## Objective
Will you write out the data exactly, excluding every picture?

(Data excerpts)
┄┄┄┄┄┄┄┄┄┄┄┄┄┄┄┄┄┄┄┄

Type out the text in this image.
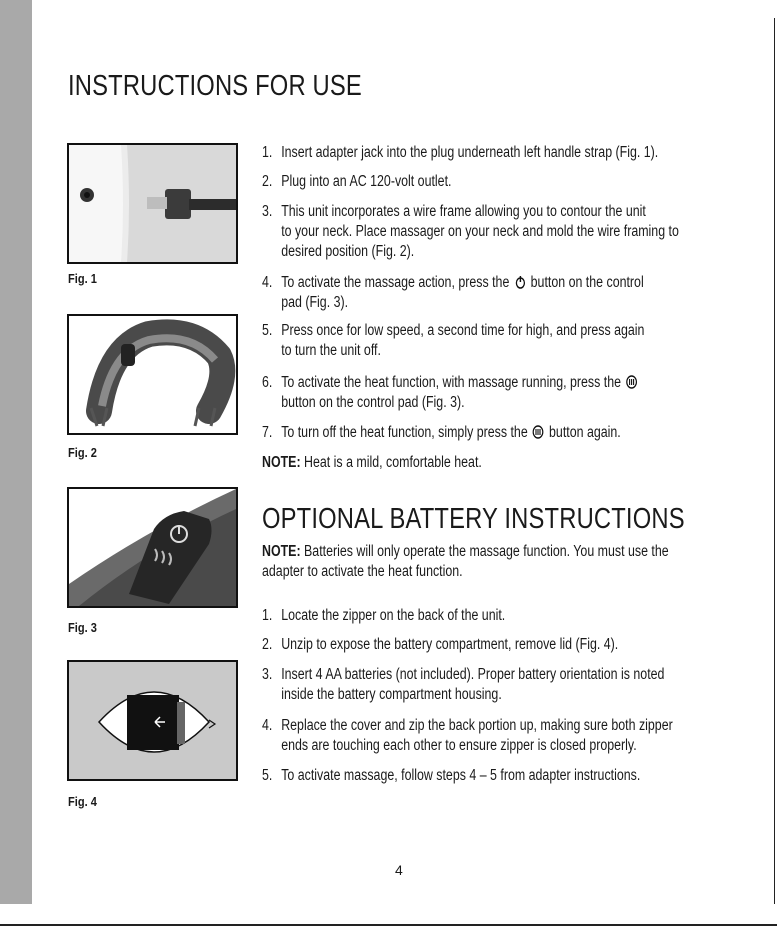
INSTRUCTIONS FOR USE
Fig. 1
Fig. 2
Fig. 3
Fig. 4
1. Insert adapter jack into the plug underneath left handle strap (Fig. 1).
2. Plug into an AC 120-volt outlet.
3. This unit incorporates a wire frame allowing you to contour the unit
to your neck. Place massager on your neck and mold the wire framing to
desired position (Fig. 2).
4. To activate the massage action, press the button on the control
pad (Fig. 3).
5. Press once for low speed, a second time for high, and press again
to turn the unit off.
6. To activate the heat function, with massage running, press the
button on the control pad (Fig. 3).
7. To turn off the heat function, simply press the button again.
NOTE: Heat is a mild, comfortable heat.
OPTIONAL BATTERY INSTRUCTIONS
NOTE: Batteries will only operate the massage function. You must use the
adapter to activate the heat function.
1. Locate the zipper on the back of the unit.
2. Unzip to expose the battery compartment, remove lid (Fig. 4).
3. Insert 4 AA batteries (not included). Proper battery orientation is noted
inside the battery compartment housing.
4. Replace the cover and zip the back portion up, making sure both zipper
ends are touching each other to ensure zipper is closed properly.
5. To activate massage, follow steps 4 – 5 from adapter instructions.
4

┄┄┄┄┄┄┄┄┄┄┄┄┄┄┄┄┄┄┄┄

## The output
Type out the text in this image.
INSTRUCTIONS FOR USE
Fig. 1
Fig. 2
Fig. 3
Fig. 4
1. Insert adapter jack into the plug underneath left handle strap (Fig. 1).
2. Plug into an AC 120-volt outlet.
3. This unit incorporates a wire frame allowing you to contour the unit
to your neck. Place massager on your neck and mold the wire framing to
desired position (Fig. 2).
4. To activate the massage action, press the button on the control
pad (Fig. 3).
5. Press once for low speed, a second time for high, and press again
to turn the unit off.
6. To activate the heat function, with massage running, press the
button on the control pad (Fig. 3).
7. To turn off the heat function, simply press the button again.
NOTE: Heat is a mild, comfortable heat.
OPTIONAL BATTERY INSTRUCTIONS
NOTE: Batteries will only operate the massage function. You must use the
adapter to activate the heat function.
1. Locate the zipper on the back of the unit.
2. Unzip to expose the battery compartment, remove lid (Fig. 4).
3. Insert 4 AA batteries (not included). Proper battery orientation is noted
inside the battery compartment housing.
4. Replace the cover and zip the back portion up, making sure both zipper
ends are touching each other to ensure zipper is closed properly.
5. To activate massage, follow steps 4 – 5 from adapter instructions.
4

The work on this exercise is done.